**SOURCE EXCERPT:**

⟨

The pre-processing can also discard measurements from electrodes
more than one pitch distance away to modify signal profile. As
illustrated by modified signal profiles 1004 and 1006, the
pre-processing can generate signal profiles that resemble the ideal
profiles, rather than transforming the raw signals into profiles
identical to ideal profiles.
[0072] Pre-processing raw signals can involve transforming the raw
signal measurements from the sensing electrodes using a function.
FIG. 11 illustrates an example plot of a function for mapping raw
signal measurements to modified signal measurements according to
examples of the disclosure. FIG. 11 plots the output of the
transformation function, f(S), on the y-axis and plots the raw
signal measurement on the x-axis. The function can be a one-to-one
function, mapping each input to corresponding output. The function
can be selected to map the raw signal profile as closely as
possible to the ideal signal profile, when considering the maximum
wobble requirement and minimum DPI requirement for the device. As
illustrated in the function of FIG. 11, signal measurements below a
threshold can be mapped to zero (i.e., discarded or ignored).
[0073] In some examples, the pre-processing transform can be a
non-linear transform. For example, the transformation function can
be represented mathematically by equation (3):
f.sub.1(S)=max(kS-C.sub.1,0).sup.C.sup.2 (3)
where f.sub.1(S) can represent the non-linear transformation
function, S can represent the raw signal measurement, k can
represent a signal profile calibration parameter, and C.sub.1 can
C.sub.2 can be constants. Another example transformation function
can be represented mathematically by equation (4):
f.sub.2(S)=max(S.sup.C.sup.3-C.sub.4,0) (4)

⟩

**DATA EXCERPT:**
⟨

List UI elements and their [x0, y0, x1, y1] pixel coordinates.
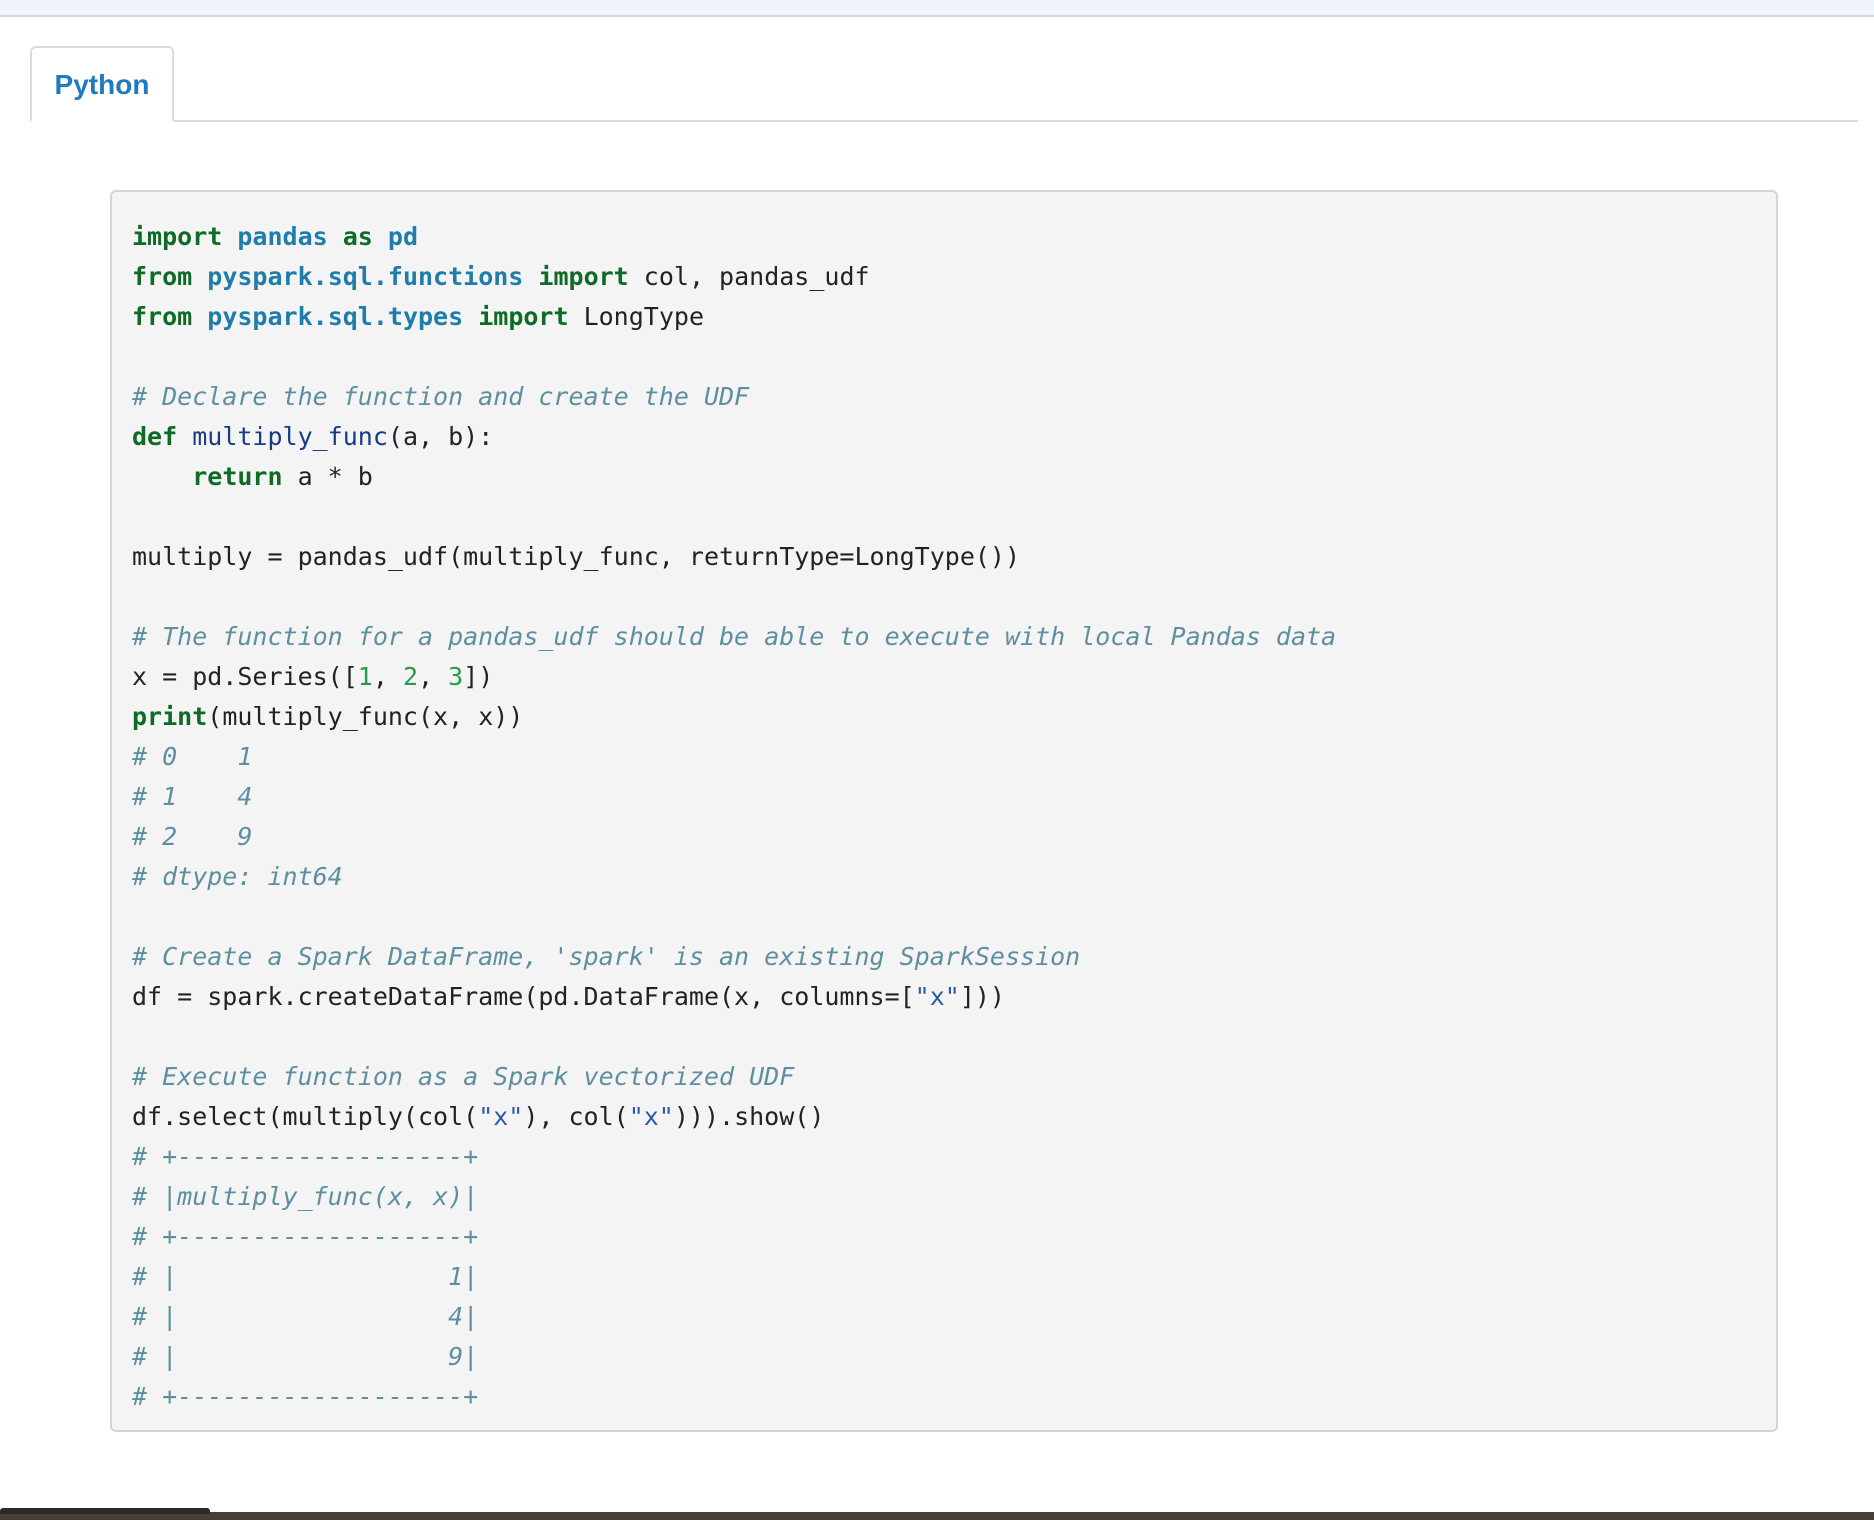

⟩

**TASKS AND EXERCISES:**
1 > From the signal pre-processing excerpt, output the part that opens with the words containing "where f.sub.1(S) can" and closes with "f.sub.2(S)=max(S.sup.C.sup.3-C.sub.4,0) (4)", copied word for word.
2 > In the signal pre-processing excerpt, turn the paragraph beginning "Pre-processing raw signals can involve transforming" into a short bulleted list that keeps its main facts.
3 > Carry the signal pre-processing excerpt further, starting right after equation (4).

**PER-TASK ANSWERS:**
1 >
where f.sub.1(S) can represent the non-linear transformation
function, S can represent the raw signal measurement, k can
represent a signal profile calibration parameter, and C.sub.1 can
C.sub.2 can be constants. Another example transformation function
can be represented mathematically by equation (4):
f.sub.2(S)=max(S.sup.C.sup.3-C.sub.4,0) (4)

2 >
- Raw signal measurements from the sensing electrodes can be pre-processed by transforming them with a function.
- FIG. 11 shows an example of such a function. The output f(S) is on the y-axis, and the raw signal measurement is on the x-axis.
- The function can be one-to-one, mapping each input to a corresponding output.
- The function is chosen to map the raw signal profile as closely as possible to the ideal profile, taking into account the device's maximum wobble and minimum DPI requirements.
- Measurements below a threshold can be mapped to zero, which means they are discarded or ignored.

3 >
where f.sub.2(S) can represent the non-linear transformation
function, S can represent the raw signal measurement, and C.sub.3
can C.sub.4 can be constants.
[0074] The pre-processing described herein can be used to widen or
narrow a raw signal profile to more closely resemble an ideal
signal profile for the selected location detection algorithms.
Depending on the specific signal profile for the stylus and touch
sensor panel, linearizing the signal profile can result in widening
or narrowing the raw signal profile. For example, for the
transformed described in equation (3), the signal profile can be
widened when using a constant C.sub.2<1 and the signal profile
can be narrowed when using a constant C.sub.2>1.
[0075] In some examples, the pre-processing can use a LUT to
implement the transformation. In other examples, the transformation
can be a function applied to the raw signal measurements (e.g.,
which can be accessed from a memory) using software, firmware, or
dedicated hardware. Implementing the pre-processing using a
function rather than a LUT can simplify the implementation of the
pre-processing transformation.
[0076] The pre-processing transform can be applied to the entire
raw signal profile, in some examples, or to portions of the raw
signal profile. FIG. 12 illustrates applying a pre-processing
transform to a raw signal profile according to examples of the
disclosure. Ideal signal profile 1200 and raw signal profile 1202
in FIG. 12 can correspond to the ideal signal profile 900 and raw
signal profile 902 in FIG. 9. In the example of FIG. 12,
measurements for the entire profile can be transformed. In
contrast, FIG. 13 illustrates applying the pre-processing transform
to a portion of the raw signal profile according to examples of the
disclosure. Ideal signal profile 1300 and raw signal profile 1302
in FIG. 13 can correspond to the ideal signal profile 900 and raw
signal profile 902 in FIG. 9. In the example of FIG. 13,
measurements for a portion of the raw signal profile can be
transformed. For example, the measurements corresponding to regions
1304 and 1306 can be transformed and the remaining measurements
outside of regions 1304 and 1306 can be left as raw
measurements.
[0077] The example modified signal profile 1004 in FIG. 10 can
correspond to transforming the entire signal profile, for example.
The example modified signal profile 1006 in FIG. 10 can correspond
to transforming a portion of the signal profile, for example.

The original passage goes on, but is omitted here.